------ INPUT FOR THIS TASK

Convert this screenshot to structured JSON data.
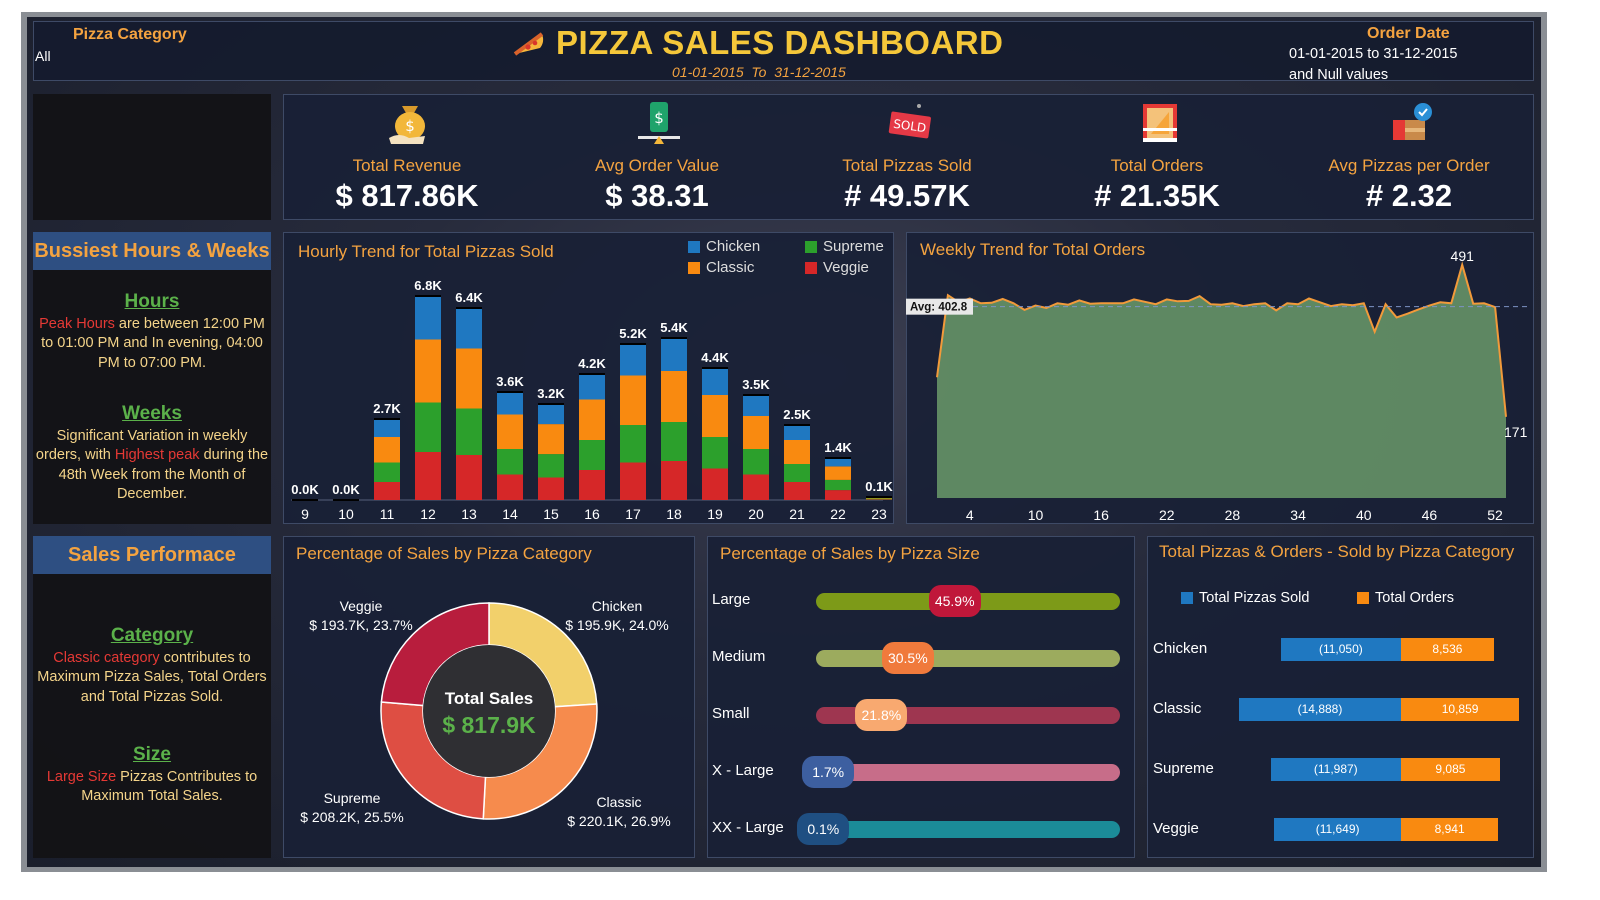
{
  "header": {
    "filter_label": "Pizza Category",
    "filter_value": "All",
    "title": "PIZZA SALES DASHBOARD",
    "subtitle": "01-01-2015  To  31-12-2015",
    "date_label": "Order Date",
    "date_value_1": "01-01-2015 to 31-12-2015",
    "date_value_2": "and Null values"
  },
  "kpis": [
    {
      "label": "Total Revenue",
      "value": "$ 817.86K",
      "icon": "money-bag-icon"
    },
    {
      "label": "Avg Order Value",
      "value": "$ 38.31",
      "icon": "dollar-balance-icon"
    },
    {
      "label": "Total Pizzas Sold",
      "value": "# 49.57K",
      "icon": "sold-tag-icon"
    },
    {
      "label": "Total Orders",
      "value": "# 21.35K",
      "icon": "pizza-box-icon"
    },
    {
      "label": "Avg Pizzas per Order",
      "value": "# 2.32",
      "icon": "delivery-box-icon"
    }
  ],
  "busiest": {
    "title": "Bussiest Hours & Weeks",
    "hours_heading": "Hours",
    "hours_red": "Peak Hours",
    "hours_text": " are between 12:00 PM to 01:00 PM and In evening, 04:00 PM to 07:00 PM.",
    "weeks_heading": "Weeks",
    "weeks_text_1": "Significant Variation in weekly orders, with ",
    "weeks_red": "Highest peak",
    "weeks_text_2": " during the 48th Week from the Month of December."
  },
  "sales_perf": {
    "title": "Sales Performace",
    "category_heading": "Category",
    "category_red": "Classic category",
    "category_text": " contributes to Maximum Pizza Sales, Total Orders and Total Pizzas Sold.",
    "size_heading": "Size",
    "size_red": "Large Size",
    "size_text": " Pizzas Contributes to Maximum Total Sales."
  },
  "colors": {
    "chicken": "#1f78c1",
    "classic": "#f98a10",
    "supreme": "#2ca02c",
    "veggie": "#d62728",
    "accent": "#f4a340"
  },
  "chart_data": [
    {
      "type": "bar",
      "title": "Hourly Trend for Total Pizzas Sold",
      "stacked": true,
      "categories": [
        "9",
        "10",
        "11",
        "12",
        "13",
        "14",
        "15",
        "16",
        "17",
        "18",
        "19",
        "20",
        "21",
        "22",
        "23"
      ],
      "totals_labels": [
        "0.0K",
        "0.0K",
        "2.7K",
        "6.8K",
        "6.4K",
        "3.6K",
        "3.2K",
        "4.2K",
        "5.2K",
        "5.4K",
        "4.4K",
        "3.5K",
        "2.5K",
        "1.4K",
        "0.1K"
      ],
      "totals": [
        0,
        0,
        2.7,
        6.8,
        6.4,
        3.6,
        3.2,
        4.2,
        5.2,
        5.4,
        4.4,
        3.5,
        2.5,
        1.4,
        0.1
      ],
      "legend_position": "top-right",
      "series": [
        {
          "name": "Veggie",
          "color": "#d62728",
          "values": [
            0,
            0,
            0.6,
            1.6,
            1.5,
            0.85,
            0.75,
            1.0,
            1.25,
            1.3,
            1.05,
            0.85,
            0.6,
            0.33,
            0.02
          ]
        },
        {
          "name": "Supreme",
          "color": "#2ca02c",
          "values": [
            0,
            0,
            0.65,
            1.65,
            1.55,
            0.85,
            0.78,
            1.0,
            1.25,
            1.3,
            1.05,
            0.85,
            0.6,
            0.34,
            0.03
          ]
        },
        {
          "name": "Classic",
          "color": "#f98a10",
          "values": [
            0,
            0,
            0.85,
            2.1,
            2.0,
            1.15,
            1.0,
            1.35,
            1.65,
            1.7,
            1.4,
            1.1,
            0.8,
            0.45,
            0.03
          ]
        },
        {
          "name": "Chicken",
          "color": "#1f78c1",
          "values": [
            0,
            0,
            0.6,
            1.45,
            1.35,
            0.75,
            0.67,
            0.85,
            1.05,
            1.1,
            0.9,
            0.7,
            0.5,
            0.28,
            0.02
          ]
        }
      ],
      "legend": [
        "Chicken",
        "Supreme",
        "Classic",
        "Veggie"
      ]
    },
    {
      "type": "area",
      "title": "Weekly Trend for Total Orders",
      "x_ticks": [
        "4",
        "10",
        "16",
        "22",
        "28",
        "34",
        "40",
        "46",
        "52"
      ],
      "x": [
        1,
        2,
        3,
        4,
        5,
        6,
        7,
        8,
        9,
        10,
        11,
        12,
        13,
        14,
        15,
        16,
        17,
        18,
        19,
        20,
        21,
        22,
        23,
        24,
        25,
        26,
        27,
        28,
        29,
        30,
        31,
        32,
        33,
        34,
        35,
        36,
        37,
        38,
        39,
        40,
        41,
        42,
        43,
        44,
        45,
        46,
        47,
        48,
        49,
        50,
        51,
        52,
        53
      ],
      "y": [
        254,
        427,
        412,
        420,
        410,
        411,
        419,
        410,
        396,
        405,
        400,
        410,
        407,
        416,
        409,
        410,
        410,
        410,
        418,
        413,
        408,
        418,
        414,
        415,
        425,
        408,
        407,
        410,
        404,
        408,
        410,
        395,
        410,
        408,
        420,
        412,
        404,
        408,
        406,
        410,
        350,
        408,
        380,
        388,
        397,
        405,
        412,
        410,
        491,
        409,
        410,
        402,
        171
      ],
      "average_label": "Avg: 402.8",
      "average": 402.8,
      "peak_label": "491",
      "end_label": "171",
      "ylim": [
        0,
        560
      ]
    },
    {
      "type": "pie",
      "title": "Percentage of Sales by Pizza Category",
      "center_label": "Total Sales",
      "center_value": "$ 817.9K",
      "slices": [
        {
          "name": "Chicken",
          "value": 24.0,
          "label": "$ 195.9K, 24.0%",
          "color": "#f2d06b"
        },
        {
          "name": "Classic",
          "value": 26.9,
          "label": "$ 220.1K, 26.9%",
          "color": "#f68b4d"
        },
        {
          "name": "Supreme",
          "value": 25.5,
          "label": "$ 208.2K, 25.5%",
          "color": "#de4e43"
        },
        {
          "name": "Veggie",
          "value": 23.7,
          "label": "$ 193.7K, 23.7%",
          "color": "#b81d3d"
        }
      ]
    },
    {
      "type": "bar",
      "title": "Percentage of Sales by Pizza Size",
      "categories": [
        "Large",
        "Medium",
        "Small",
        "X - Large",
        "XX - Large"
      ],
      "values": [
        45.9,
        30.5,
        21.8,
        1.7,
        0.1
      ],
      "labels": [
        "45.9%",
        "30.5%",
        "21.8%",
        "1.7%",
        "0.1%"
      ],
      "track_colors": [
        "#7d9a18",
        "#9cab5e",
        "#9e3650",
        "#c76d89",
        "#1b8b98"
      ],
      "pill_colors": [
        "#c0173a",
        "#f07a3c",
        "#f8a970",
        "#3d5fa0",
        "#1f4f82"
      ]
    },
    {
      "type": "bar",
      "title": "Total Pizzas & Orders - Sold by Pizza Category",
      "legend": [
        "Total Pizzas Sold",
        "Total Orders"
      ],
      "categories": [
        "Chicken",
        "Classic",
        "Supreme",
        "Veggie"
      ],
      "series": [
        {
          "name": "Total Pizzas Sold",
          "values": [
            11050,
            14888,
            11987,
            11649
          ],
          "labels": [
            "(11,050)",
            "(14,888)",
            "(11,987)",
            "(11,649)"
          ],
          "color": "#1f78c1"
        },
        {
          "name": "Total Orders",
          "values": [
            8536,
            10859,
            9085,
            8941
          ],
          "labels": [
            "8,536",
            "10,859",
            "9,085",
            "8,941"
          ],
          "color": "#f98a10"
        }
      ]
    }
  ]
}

------------

_PROMPT:_
Reproduce every entry exactly, but omit each picture.

_SOLUTION FOR THIS TASK:_
Convert this screenshot to structured JSON data.
{
  "header": {
    "filter_label": "Pizza Category",
    "filter_value": "All",
    "title": "PIZZA SALES DASHBOARD",
    "subtitle": "01-01-2015  To  31-12-2015",
    "date_label": "Order Date",
    "date_value_1": "01-01-2015 to 31-12-2015",
    "date_value_2": "and Null values"
  },
  "kpis": [
    {
      "label": "Total Revenue",
      "value": "$ 817.86K",
      "icon": "money-bag-icon"
    },
    {
      "label": "Avg Order Value",
      "value": "$ 38.31",
      "icon": "dollar-balance-icon"
    },
    {
      "label": "Total Pizzas Sold",
      "value": "# 49.57K",
      "icon": "sold-tag-icon"
    },
    {
      "label": "Total Orders",
      "value": "# 21.35K",
      "icon": "pizza-box-icon"
    },
    {
      "label": "Avg Pizzas per Order",
      "value": "# 2.32",
      "icon": "delivery-box-icon"
    }
  ],
  "busiest": {
    "title": "Bussiest Hours & Weeks",
    "hours_heading": "Hours",
    "hours_red": "Peak Hours",
    "hours_text": " are between 12:00 PM to 01:00 PM and In evening, 04:00 PM to 07:00 PM.",
    "weeks_heading": "Weeks",
    "weeks_text_1": "Significant Variation in weekly orders, with ",
    "weeks_red": "Highest peak",
    "weeks_text_2": " during the 48th Week from the Month of December."
  },
  "sales_perf": {
    "title": "Sales Performace",
    "category_heading": "Category",
    "category_red": "Classic category",
    "category_text": " contributes to Maximum Pizza Sales, Total Orders and Total Pizzas Sold.",
    "size_heading": "Size",
    "size_red": "Large Size",
    "size_text": " Pizzas Contributes to Maximum Total Sales."
  },
  "colors": {
    "chicken": "#1f78c1",
    "classic": "#f98a10",
    "supreme": "#2ca02c",
    "veggie": "#d62728",
    "accent": "#f4a340"
  },
  "chart_data": [
    {
      "type": "bar",
      "title": "Hourly Trend for Total Pizzas Sold",
      "stacked": true,
      "categories": [
        "9",
        "10",
        "11",
        "12",
        "13",
        "14",
        "15",
        "16",
        "17",
        "18",
        "19",
        "20",
        "21",
        "22",
        "23"
      ],
      "totals_labels": [
        "0.0K",
        "0.0K",
        "2.7K",
        "6.8K",
        "6.4K",
        "3.6K",
        "3.2K",
        "4.2K",
        "5.2K",
        "5.4K",
        "4.4K",
        "3.5K",
        "2.5K",
        "1.4K",
        "0.1K"
      ],
      "totals": [
        0,
        0,
        2.7,
        6.8,
        6.4,
        3.6,
        3.2,
        4.2,
        5.2,
        5.4,
        4.4,
        3.5,
        2.5,
        1.4,
        0.1
      ],
      "legend_position": "top-right",
      "series": [
        {
          "name": "Veggie",
          "color": "#d62728",
          "values": [
            0,
            0,
            0.6,
            1.6,
            1.5,
            0.85,
            0.75,
            1.0,
            1.25,
            1.3,
            1.05,
            0.85,
            0.6,
            0.33,
            0.02
          ]
        },
        {
          "name": "Supreme",
          "color": "#2ca02c",
          "values": [
            0,
            0,
            0.65,
            1.65,
            1.55,
            0.85,
            0.78,
            1.0,
            1.25,
            1.3,
            1.05,
            0.85,
            0.6,
            0.34,
            0.03
          ]
        },
        {
          "name": "Classic",
          "color": "#f98a10",
          "values": [
            0,
            0,
            0.85,
            2.1,
            2.0,
            1.15,
            1.0,
            1.35,
            1.65,
            1.7,
            1.4,
            1.1,
            0.8,
            0.45,
            0.03
          ]
        },
        {
          "name": "Chicken",
          "color": "#1f78c1",
          "values": [
            0,
            0,
            0.6,
            1.45,
            1.35,
            0.75,
            0.67,
            0.85,
            1.05,
            1.1,
            0.9,
            0.7,
            0.5,
            0.28,
            0.02
          ]
        }
      ],
      "legend": [
        "Chicken",
        "Supreme",
        "Classic",
        "Veggie"
      ]
    },
    {
      "type": "area",
      "title": "Weekly Trend for Total Orders",
      "x_ticks": [
        "4",
        "10",
        "16",
        "22",
        "28",
        "34",
        "40",
        "46",
        "52"
      ],
      "x": [
        1,
        2,
        3,
        4,
        5,
        6,
        7,
        8,
        9,
        10,
        11,
        12,
        13,
        14,
        15,
        16,
        17,
        18,
        19,
        20,
        21,
        22,
        23,
        24,
        25,
        26,
        27,
        28,
        29,
        30,
        31,
        32,
        33,
        34,
        35,
        36,
        37,
        38,
        39,
        40,
        41,
        42,
        43,
        44,
        45,
        46,
        47,
        48,
        49,
        50,
        51,
        52,
        53
      ],
      "y": [
        254,
        427,
        412,
        420,
        410,
        411,
        419,
        410,
        396,
        405,
        400,
        410,
        407,
        416,
        409,
        410,
        410,
        410,
        418,
        413,
        408,
        418,
        414,
        415,
        425,
        408,
        407,
        410,
        404,
        408,
        410,
        395,
        410,
        408,
        420,
        412,
        404,
        408,
        406,
        410,
        350,
        408,
        380,
        388,
        397,
        405,
        412,
        410,
        491,
        409,
        410,
        402,
        171
      ],
      "average_label": "Avg: 402.8",
      "average": 402.8,
      "peak_label": "491",
      "end_label": "171",
      "ylim": [
        0,
        560
      ]
    },
    {
      "type": "pie",
      "title": "Percentage of Sales by Pizza Category",
      "center_label": "Total Sales",
      "center_value": "$ 817.9K",
      "slices": [
        {
          "name": "Chicken",
          "value": 24.0,
          "label": "$ 195.9K, 24.0%",
          "color": "#f2d06b"
        },
        {
          "name": "Classic",
          "value": 26.9,
          "label": "$ 220.1K, 26.9%",
          "color": "#f68b4d"
        },
        {
          "name": "Supreme",
          "value": 25.5,
          "label": "$ 208.2K, 25.5%",
          "color": "#de4e43"
        },
        {
          "name": "Veggie",
          "value": 23.7,
          "label": "$ 193.7K, 23.7%",
          "color": "#b81d3d"
        }
      ]
    },
    {
      "type": "bar",
      "title": "Percentage of Sales by Pizza Size",
      "categories": [
        "Large",
        "Medium",
        "Small",
        "X - Large",
        "XX - Large"
      ],
      "values": [
        45.9,
        30.5,
        21.8,
        1.7,
        0.1
      ],
      "labels": [
        "45.9%",
        "30.5%",
        "21.8%",
        "1.7%",
        "0.1%"
      ],
      "track_colors": [
        "#7d9a18",
        "#9cab5e",
        "#9e3650",
        "#c76d89",
        "#1b8b98"
      ],
      "pill_colors": [
        "#c0173a",
        "#f07a3c",
        "#f8a970",
        "#3d5fa0",
        "#1f4f82"
      ]
    },
    {
      "type": "bar",
      "title": "Total Pizzas & Orders - Sold by Pizza Category",
      "legend": [
        "Total Pizzas Sold",
        "Total Orders"
      ],
      "categories": [
        "Chicken",
        "Classic",
        "Supreme",
        "Veggie"
      ],
      "series": [
        {
          "name": "Total Pizzas Sold",
          "values": [
            11050,
            14888,
            11987,
            11649
          ],
          "labels": [
            "(11,050)",
            "(14,888)",
            "(11,987)",
            "(11,649)"
          ],
          "color": "#1f78c1"
        },
        {
          "name": "Total Orders",
          "values": [
            8536,
            10859,
            9085,
            8941
          ],
          "labels": [
            "8,536",
            "10,859",
            "9,085",
            "8,941"
          ],
          "color": "#f98a10"
        }
      ]
    }
  ]
}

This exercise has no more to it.